▶ _Provided records_:
+ + + + +
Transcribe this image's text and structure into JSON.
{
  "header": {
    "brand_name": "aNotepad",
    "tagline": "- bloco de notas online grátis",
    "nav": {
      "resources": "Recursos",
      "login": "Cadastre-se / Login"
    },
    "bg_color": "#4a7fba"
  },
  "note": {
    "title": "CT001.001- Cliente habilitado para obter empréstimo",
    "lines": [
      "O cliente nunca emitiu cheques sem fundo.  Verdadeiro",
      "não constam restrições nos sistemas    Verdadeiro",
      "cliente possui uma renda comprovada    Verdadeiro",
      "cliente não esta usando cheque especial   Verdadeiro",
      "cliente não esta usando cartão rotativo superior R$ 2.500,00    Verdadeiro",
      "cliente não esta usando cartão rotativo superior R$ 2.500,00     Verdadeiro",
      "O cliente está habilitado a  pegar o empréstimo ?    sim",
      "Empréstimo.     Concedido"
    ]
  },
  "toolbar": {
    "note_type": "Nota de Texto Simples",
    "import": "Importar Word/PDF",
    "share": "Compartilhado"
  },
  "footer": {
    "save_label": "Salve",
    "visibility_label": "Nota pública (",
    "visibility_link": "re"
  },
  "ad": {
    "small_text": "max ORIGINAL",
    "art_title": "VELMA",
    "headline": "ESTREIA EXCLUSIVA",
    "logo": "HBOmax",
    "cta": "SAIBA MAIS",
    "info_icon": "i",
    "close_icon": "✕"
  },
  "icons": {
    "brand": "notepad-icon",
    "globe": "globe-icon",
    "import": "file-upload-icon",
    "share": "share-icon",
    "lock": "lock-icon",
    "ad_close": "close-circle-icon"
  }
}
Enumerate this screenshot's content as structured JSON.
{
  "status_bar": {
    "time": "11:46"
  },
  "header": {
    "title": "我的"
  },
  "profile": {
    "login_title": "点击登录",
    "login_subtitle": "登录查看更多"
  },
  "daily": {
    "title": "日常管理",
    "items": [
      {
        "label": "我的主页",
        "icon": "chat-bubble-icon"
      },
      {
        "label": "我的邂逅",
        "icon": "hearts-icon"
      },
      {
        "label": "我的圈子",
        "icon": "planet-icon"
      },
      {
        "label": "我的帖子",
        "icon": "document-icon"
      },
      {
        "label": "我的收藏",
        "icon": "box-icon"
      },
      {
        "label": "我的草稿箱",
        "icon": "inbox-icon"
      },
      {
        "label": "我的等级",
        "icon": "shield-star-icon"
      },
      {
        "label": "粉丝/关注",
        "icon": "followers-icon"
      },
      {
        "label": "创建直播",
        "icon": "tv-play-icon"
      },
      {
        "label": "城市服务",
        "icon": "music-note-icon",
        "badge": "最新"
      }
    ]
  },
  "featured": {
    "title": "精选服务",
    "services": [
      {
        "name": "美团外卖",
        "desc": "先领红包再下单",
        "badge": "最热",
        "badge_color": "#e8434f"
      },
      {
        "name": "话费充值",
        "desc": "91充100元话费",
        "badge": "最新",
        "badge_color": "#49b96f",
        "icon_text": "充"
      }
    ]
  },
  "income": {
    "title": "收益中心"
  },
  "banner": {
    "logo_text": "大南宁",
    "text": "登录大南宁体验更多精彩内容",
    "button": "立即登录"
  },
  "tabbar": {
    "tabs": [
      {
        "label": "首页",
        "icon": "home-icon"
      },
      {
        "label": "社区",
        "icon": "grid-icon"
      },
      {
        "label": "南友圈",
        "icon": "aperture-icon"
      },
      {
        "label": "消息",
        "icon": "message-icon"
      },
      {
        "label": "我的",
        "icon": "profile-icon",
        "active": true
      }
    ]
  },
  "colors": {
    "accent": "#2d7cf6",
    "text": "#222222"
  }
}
+ + + + +
▶ _To be done_:
The listing above should be transcribed in full, exactly as written.

▶ _Answer to the task_:
Transcribe this image's text and structure into JSON.
{
  "header": {
    "brand_name": "aNotepad",
    "tagline": "- bloco de notas online grátis",
    "nav": {
      "resources": "Recursos",
      "login": "Cadastre-se / Login"
    },
    "bg_color": "#4a7fba"
  },
  "note": {
    "title": "CT001.001- Cliente habilitado para obter empréstimo",
    "lines": [
      "O cliente nunca emitiu cheques sem fundo.  Verdadeiro",
      "não constam restrições nos sistemas    Verdadeiro",
      "cliente possui uma renda comprovada    Verdadeiro",
      "cliente não esta usando cheque especial   Verdadeiro",
      "cliente não esta usando cartão rotativo superior R$ 2.500,00    Verdadeiro",
      "cliente não esta usando cartão rotativo superior R$ 2.500,00     Verdadeiro",
      "O cliente está habilitado a  pegar o empréstimo ?    sim",
      "Empréstimo.     Concedido"
    ]
  },
  "toolbar": {
    "note_type": "Nota de Texto Simples",
    "import": "Importar Word/PDF",
    "share": "Compartilhado"
  },
  "footer": {
    "save_label": "Salve",
    "visibility_label": "Nota pública (",
    "visibility_link": "re"
  },
  "ad": {
    "small_text": "max ORIGINAL",
    "art_title": "VELMA",
    "headline": "ESTREIA EXCLUSIVA",
    "logo": "HBOmax",
    "cta": "SAIBA MAIS",
    "info_icon": "i",
    "close_icon": "✕"
  },
  "icons": {
    "brand": "notepad-icon",
    "globe": "globe-icon",
    "import": "file-upload-icon",
    "share": "share-icon",
    "lock": "lock-icon",
    "ad_close": "close-circle-icon"
  }
}
Enumerate this screenshot's content as structured JSON.
{
  "status_bar": {
    "time": "11:46"
  },
  "header": {
    "title": "我的"
  },
  "profile": {
    "login_title": "点击登录",
    "login_subtitle": "登录查看更多"
  },
  "daily": {
    "title": "日常管理",
    "items": [
      {
        "label": "我的主页",
        "icon": "chat-bubble-icon"
      },
      {
        "label": "我的邂逅",
        "icon": "hearts-icon"
      },
      {
        "label": "我的圈子",
        "icon": "planet-icon"
      },
      {
        "label": "我的帖子",
        "icon": "document-icon"
      },
      {
        "label": "我的收藏",
        "icon": "box-icon"
      },
      {
        "label": "我的草稿箱",
        "icon": "inbox-icon"
      },
      {
        "label": "我的等级",
        "icon": "shield-star-icon"
      },
      {
        "label": "粉丝/关注",
        "icon": "followers-icon"
      },
      {
        "label": "创建直播",
        "icon": "tv-play-icon"
      },
      {
        "label": "城市服务",
        "icon": "music-note-icon",
        "badge": "最新"
      }
    ]
  },
  "featured": {
    "title": "精选服务",
    "services": [
      {
        "name": "美团外卖",
        "desc": "先领红包再下单",
        "badge": "最热",
        "badge_color": "#e8434f"
      },
      {
        "name": "话费充值",
        "desc": "91充100元话费",
        "badge": "最新",
        "badge_color": "#49b96f",
        "icon_text": "充"
      }
    ]
  },
  "income": {
    "title": "收益中心"
  },
  "banner": {
    "logo_text": "大南宁",
    "text": "登录大南宁体验更多精彩内容",
    "button": "立即登录"
  },
  "tabbar": {
    "tabs": [
      {
        "label": "首页",
        "icon": "home-icon"
      },
      {
        "label": "社区",
        "icon": "grid-icon"
      },
      {
        "label": "南友圈",
        "icon": "aperture-icon"
      },
      {
        "label": "消息",
        "icon": "message-icon"
      },
      {
        "label": "我的",
        "icon": "profile-icon",
        "active": true
      }
    ]
  },
  "colors": {
    "accent": "#2d7cf6",
    "text": "#222222"
  }
}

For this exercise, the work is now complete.